Aim of the task.
Set down each line of the data below exactly as it stands, dropping the pictures.

Records for this task.
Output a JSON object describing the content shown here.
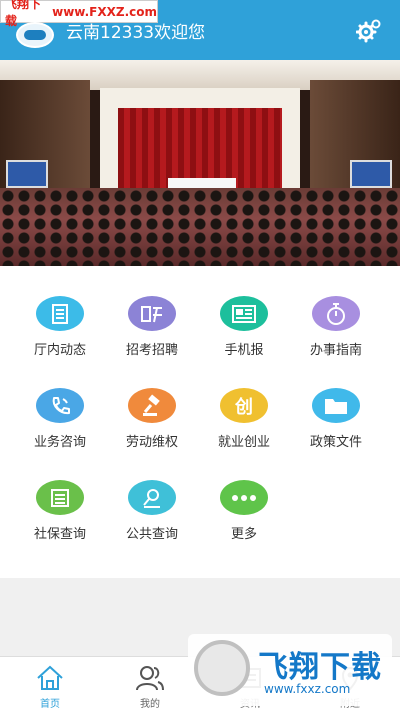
{
  "header": {
    "title": "云南12333欢迎您",
    "watermark_cn": "飞翔下载",
    "watermark_url": "www.FXXZ.com",
    "settings_icon": "gear-icon",
    "bg_color": "#2fa1d9"
  },
  "banner": {
    "dots": 4,
    "active_dot": 1
  },
  "grid": [
    {
      "label": "厅内动态",
      "icon": "document-icon",
      "color": "#3cbbe8"
    },
    {
      "label": "招考招聘",
      "icon": "hire-icon",
      "color": "#8c83d6"
    },
    {
      "label": "手机报",
      "icon": "newspaper-icon",
      "color": "#1dbf9c"
    },
    {
      "label": "办事指南",
      "icon": "stopwatch-icon",
      "color": "#a88fe0"
    },
    {
      "label": "业务咨询",
      "icon": "phone-icon",
      "color": "#4aa7e6"
    },
    {
      "label": "劳动维权",
      "icon": "gavel-icon",
      "color": "#f08a3c"
    },
    {
      "label": "就业创业",
      "icon": "create-icon",
      "color": "#f0c030"
    },
    {
      "label": "政策文件",
      "icon": "folder-icon",
      "color": "#40b9ea"
    },
    {
      "label": "社保查询",
      "icon": "list-icon",
      "color": "#6ac04a"
    },
    {
      "label": "公共查询",
      "icon": "search-person-icon",
      "color": "#3fc0d8"
    },
    {
      "label": "更多",
      "icon": "more-icon",
      "color": "#5fc44a"
    }
  ],
  "grid_glyphs": {
    "create": "创"
  },
  "bottom_nav": [
    {
      "label": "首页",
      "icon": "home-icon",
      "active": true
    },
    {
      "label": "我的",
      "icon": "users-icon",
      "active": false
    },
    {
      "label": "资讯",
      "icon": "news-icon",
      "active": false
    },
    {
      "label": "附近",
      "icon": "location-icon",
      "active": false
    }
  ],
  "watermark_bottom": {
    "title": "飞翔下载",
    "url": "www.fxxz.com"
  },
  "accent_color": "#2fa1d9"
}
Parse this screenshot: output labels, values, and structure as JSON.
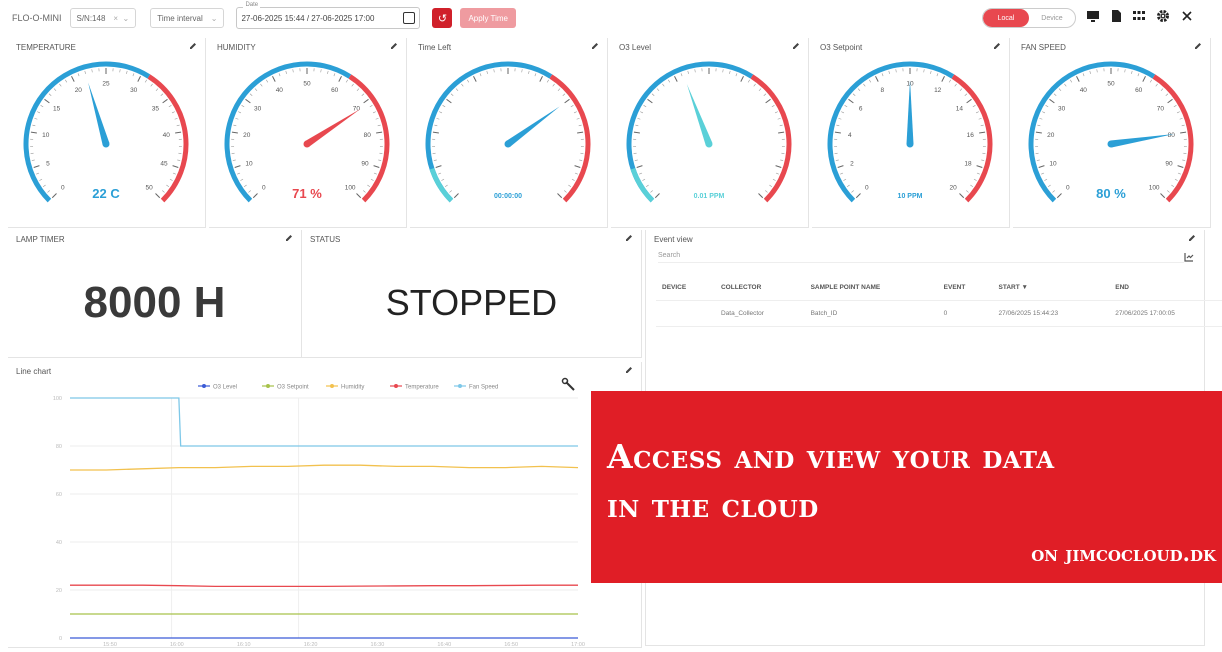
{
  "toolbar": {
    "device_name": "FLO-O-MINI",
    "serial": "S/N:148",
    "time_interval": "Time interval",
    "date_label": "Date",
    "date_range": "27-06-2025 15:44 / 27-06-2025 17:00",
    "apply_label": "Apply Time",
    "toggle_local": "Local",
    "toggle_device": "Device"
  },
  "gauges": [
    {
      "title": "TEMPERATURE",
      "min": 0,
      "max": 50,
      "value": 22,
      "display": "22 C",
      "ticks": [
        "0",
        "5",
        "10",
        "15",
        "20",
        "25",
        "30",
        "35",
        "40",
        "45",
        "50"
      ],
      "value_color": "#2b9fd6",
      "needle_color": "#2b9fd6"
    },
    {
      "title": "HUMIDITY",
      "min": 0,
      "max": 100,
      "value": 71,
      "display": "71 %",
      "ticks": [
        "0",
        "10",
        "20",
        "30",
        "40",
        "50",
        "60",
        "70",
        "80",
        "90",
        "100"
      ],
      "value_color": "#e8484f",
      "needle_color": "#e8484f"
    },
    {
      "title": "Time Left",
      "min": 0,
      "max": 100,
      "value": 70,
      "display": "00:00:00",
      "ticks": [
        "",
        "",
        "",
        "",
        "",
        "",
        "",
        "",
        "",
        "",
        ""
      ],
      "value_color": "#2b9fd6",
      "needle_color": "#2b9fd6"
    },
    {
      "title": "O3 Level",
      "min": 0,
      "max": 20,
      "value": 8.5,
      "display": "0.01 PPM",
      "ticks": [
        "",
        "",
        "",
        "",
        "",
        "",
        "",
        "",
        "",
        "",
        ""
      ],
      "value_color": "#5ad0d8",
      "needle_color": "#5ad0d8"
    },
    {
      "title": "O3 Setpoint",
      "min": 0,
      "max": 20,
      "value": 10,
      "display": "10 PPM",
      "ticks": [
        "0",
        "2",
        "4",
        "6",
        "8",
        "10",
        "12",
        "14",
        "16",
        "18",
        "20"
      ],
      "value_color": "#2b9fd6",
      "needle_color": "#2b9fd6"
    },
    {
      "title": "FAN SPEED",
      "min": 0,
      "max": 100,
      "value": 80,
      "display": "80 %",
      "ticks": [
        "0",
        "10",
        "20",
        "30",
        "40",
        "50",
        "60",
        "70",
        "80",
        "90",
        "100"
      ],
      "value_color": "#2b9fd6",
      "needle_color": "#2b9fd6"
    }
  ],
  "lamp": {
    "title": "LAMP TIMER",
    "value": "8000 H"
  },
  "status": {
    "title": "STATUS",
    "value": "STOPPED"
  },
  "events": {
    "title": "Event view",
    "search_placeholder": "Search",
    "columns": [
      "DEVICE",
      "COLLECTOR",
      "SAMPLE POINT NAME",
      "EVENT",
      "START ▼",
      "END"
    ],
    "rows": [
      [
        "",
        "Data_Collector",
        "Batch_ID",
        "0",
        "27/06/2025 15:44:23",
        "27/06/2025 17:00:05"
      ]
    ]
  },
  "chart_data": {
    "type": "line",
    "title": "Line chart",
    "legend": [
      "O3 Level",
      "O3 Setpoint",
      "Humidity",
      "Temperature",
      "Fan Speed"
    ],
    "legend_placement": "top",
    "colors": [
      "#3b5bd6",
      "#a7c24a",
      "#f2c14e",
      "#e8484f",
      "#7ec8e8"
    ],
    "y_ticks": [
      "0",
      "20",
      "40",
      "60",
      "80",
      "100"
    ],
    "ylim": [
      0,
      100
    ],
    "x_ticks": [
      "15:50",
      "16:00",
      "16:10",
      "16:20",
      "16:30",
      "16:40",
      "16:50",
      "17:00"
    ],
    "x": [
      0,
      1,
      2,
      3,
      4,
      5,
      6,
      7,
      8,
      9,
      10,
      11,
      12,
      13,
      14
    ],
    "series": [
      {
        "name": "O3 Level",
        "values": [
          0,
          0,
          0,
          0,
          0,
          0,
          0,
          0,
          0,
          0,
          0,
          0,
          0,
          0,
          0
        ]
      },
      {
        "name": "O3 Setpoint",
        "values": [
          10,
          10,
          10,
          10,
          10,
          10,
          10,
          10,
          10,
          10,
          10,
          10,
          10,
          10,
          10
        ]
      },
      {
        "name": "Humidity",
        "values": [
          70,
          70,
          70.5,
          71,
          71,
          71.5,
          71.5,
          72,
          72,
          71.5,
          71.5,
          71,
          71,
          71.5,
          71
        ]
      },
      {
        "name": "Temperature",
        "values": [
          22,
          22,
          22,
          21.8,
          21.5,
          21.5,
          21.5,
          21.5,
          21.6,
          21.7,
          21.8,
          21.8,
          21.9,
          22,
          22
        ]
      },
      {
        "name": "Fan Speed",
        "values": [
          100,
          100,
          100,
          100,
          80,
          80,
          80,
          80,
          80,
          80,
          80,
          80,
          80,
          80,
          80
        ]
      }
    ],
    "grid": true
  },
  "banner": {
    "line1": "Access and view your data",
    "line2": "in the cloud",
    "line3": "on jimcocloud.dk"
  }
}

Correct response.
Output a JSON object describing the content shown here.
{
  "header": {
    "title": "云南12333欢迎您",
    "watermark_cn": "飞翔下载",
    "watermark_url": "www.FXXZ.com",
    "settings_icon": "gear-icon",
    "bg_color": "#2fa1d9"
  },
  "banner": {
    "dots": 4,
    "active_dot": 1
  },
  "grid": [
    {
      "label": "厅内动态",
      "icon": "document-icon",
      "color": "#3cbbe8"
    },
    {
      "label": "招考招聘",
      "icon": "hire-icon",
      "color": "#8c83d6"
    },
    {
      "label": "手机报",
      "icon": "newspaper-icon",
      "color": "#1dbf9c"
    },
    {
      "label": "办事指南",
      "icon": "stopwatch-icon",
      "color": "#a88fe0"
    },
    {
      "label": "业务咨询",
      "icon": "phone-icon",
      "color": "#4aa7e6"
    },
    {
      "label": "劳动维权",
      "icon": "gavel-icon",
      "color": "#f08a3c"
    },
    {
      "label": "就业创业",
      "icon": "create-icon",
      "color": "#f0c030"
    },
    {
      "label": "政策文件",
      "icon": "folder-icon",
      "color": "#40b9ea"
    },
    {
      "label": "社保查询",
      "icon": "list-icon",
      "color": "#6ac04a"
    },
    {
      "label": "公共查询",
      "icon": "search-person-icon",
      "color": "#3fc0d8"
    },
    {
      "label": "更多",
      "icon": "more-icon",
      "color": "#5fc44a"
    }
  ],
  "grid_glyphs": {
    "create": "创"
  },
  "bottom_nav": [
    {
      "label": "首页",
      "icon": "home-icon",
      "active": true
    },
    {
      "label": "我的",
      "icon": "users-icon",
      "active": false
    },
    {
      "label": "资讯",
      "icon": "news-icon",
      "active": false
    },
    {
      "label": "附近",
      "icon": "location-icon",
      "active": false
    }
  ],
  "watermark_bottom": {
    "title": "飞翔下载",
    "url": "www.fxxz.com"
  },
  "accent_color": "#2fa1d9"
}
Parse this screenshot: output labels, values, and structure as JSON.
{
  "toolbar": {
    "device_name": "FLO-O-MINI",
    "serial": "S/N:148",
    "time_interval": "Time interval",
    "date_label": "Date",
    "date_range": "27-06-2025 15:44 / 27-06-2025 17:00",
    "apply_label": "Apply Time",
    "toggle_local": "Local",
    "toggle_device": "Device"
  },
  "gauges": [
    {
      "title": "TEMPERATURE",
      "min": 0,
      "max": 50,
      "value": 22,
      "display": "22 C",
      "ticks": [
        "0",
        "5",
        "10",
        "15",
        "20",
        "25",
        "30",
        "35",
        "40",
        "45",
        "50"
      ],
      "value_color": "#2b9fd6",
      "needle_color": "#2b9fd6"
    },
    {
      "title": "HUMIDITY",
      "min": 0,
      "max": 100,
      "value": 71,
      "display": "71 %",
      "ticks": [
        "0",
        "10",
        "20",
        "30",
        "40",
        "50",
        "60",
        "70",
        "80",
        "90",
        "100"
      ],
      "value_color": "#e8484f",
      "needle_color": "#e8484f"
    },
    {
      "title": "Time Left",
      "min": 0,
      "max": 100,
      "value": 70,
      "display": "00:00:00",
      "ticks": [
        "",
        "",
        "",
        "",
        "",
        "",
        "",
        "",
        "",
        "",
        ""
      ],
      "value_color": "#2b9fd6",
      "needle_color": "#2b9fd6"
    },
    {
      "title": "O3 Level",
      "min": 0,
      "max": 20,
      "value": 8.5,
      "display": "0.01 PPM",
      "ticks": [
        "",
        "",
        "",
        "",
        "",
        "",
        "",
        "",
        "",
        "",
        ""
      ],
      "value_color": "#5ad0d8",
      "needle_color": "#5ad0d8"
    },
    {
      "title": "O3 Setpoint",
      "min": 0,
      "max": 20,
      "value": 10,
      "display": "10 PPM",
      "ticks": [
        "0",
        "2",
        "4",
        "6",
        "8",
        "10",
        "12",
        "14",
        "16",
        "18",
        "20"
      ],
      "value_color": "#2b9fd6",
      "needle_color": "#2b9fd6"
    },
    {
      "title": "FAN SPEED",
      "min": 0,
      "max": 100,
      "value": 80,
      "display": "80 %",
      "ticks": [
        "0",
        "10",
        "20",
        "30",
        "40",
        "50",
        "60",
        "70",
        "80",
        "90",
        "100"
      ],
      "value_color": "#2b9fd6",
      "needle_color": "#2b9fd6"
    }
  ],
  "lamp": {
    "title": "LAMP TIMER",
    "value": "8000 H"
  },
  "status": {
    "title": "STATUS",
    "value": "STOPPED"
  },
  "events": {
    "title": "Event view",
    "search_placeholder": "Search",
    "columns": [
      "DEVICE",
      "COLLECTOR",
      "SAMPLE POINT NAME",
      "EVENT",
      "START ▼",
      "END"
    ],
    "rows": [
      [
        "",
        "Data_Collector",
        "Batch_ID",
        "0",
        "27/06/2025 15:44:23",
        "27/06/2025 17:00:05"
      ]
    ]
  },
  "chart_data": {
    "type": "line",
    "title": "Line chart",
    "legend": [
      "O3 Level",
      "O3 Setpoint",
      "Humidity",
      "Temperature",
      "Fan Speed"
    ],
    "legend_placement": "top",
    "colors": [
      "#3b5bd6",
      "#a7c24a",
      "#f2c14e",
      "#e8484f",
      "#7ec8e8"
    ],
    "y_ticks": [
      "0",
      "20",
      "40",
      "60",
      "80",
      "100"
    ],
    "ylim": [
      0,
      100
    ],
    "x_ticks": [
      "15:50",
      "16:00",
      "16:10",
      "16:20",
      "16:30",
      "16:40",
      "16:50",
      "17:00"
    ],
    "x": [
      0,
      1,
      2,
      3,
      4,
      5,
      6,
      7,
      8,
      9,
      10,
      11,
      12,
      13,
      14
    ],
    "series": [
      {
        "name": "O3 Level",
        "values": [
          0,
          0,
          0,
          0,
          0,
          0,
          0,
          0,
          0,
          0,
          0,
          0,
          0,
          0,
          0
        ]
      },
      {
        "name": "O3 Setpoint",
        "values": [
          10,
          10,
          10,
          10,
          10,
          10,
          10,
          10,
          10,
          10,
          10,
          10,
          10,
          10,
          10
        ]
      },
      {
        "name": "Humidity",
        "values": [
          70,
          70,
          70.5,
          71,
          71,
          71.5,
          71.5,
          72,
          72,
          71.5,
          71.5,
          71,
          71,
          71.5,
          71
        ]
      },
      {
        "name": "Temperature",
        "values": [
          22,
          22,
          22,
          21.8,
          21.5,
          21.5,
          21.5,
          21.5,
          21.6,
          21.7,
          21.8,
          21.8,
          21.9,
          22,
          22
        ]
      },
      {
        "name": "Fan Speed",
        "values": [
          100,
          100,
          100,
          100,
          80,
          80,
          80,
          80,
          80,
          80,
          80,
          80,
          80,
          80,
          80
        ]
      }
    ],
    "grid": true
  },
  "banner": {
    "line1": "Access and view your data",
    "line2": "in the cloud",
    "line3": "on jimcocloud.dk"
  }
}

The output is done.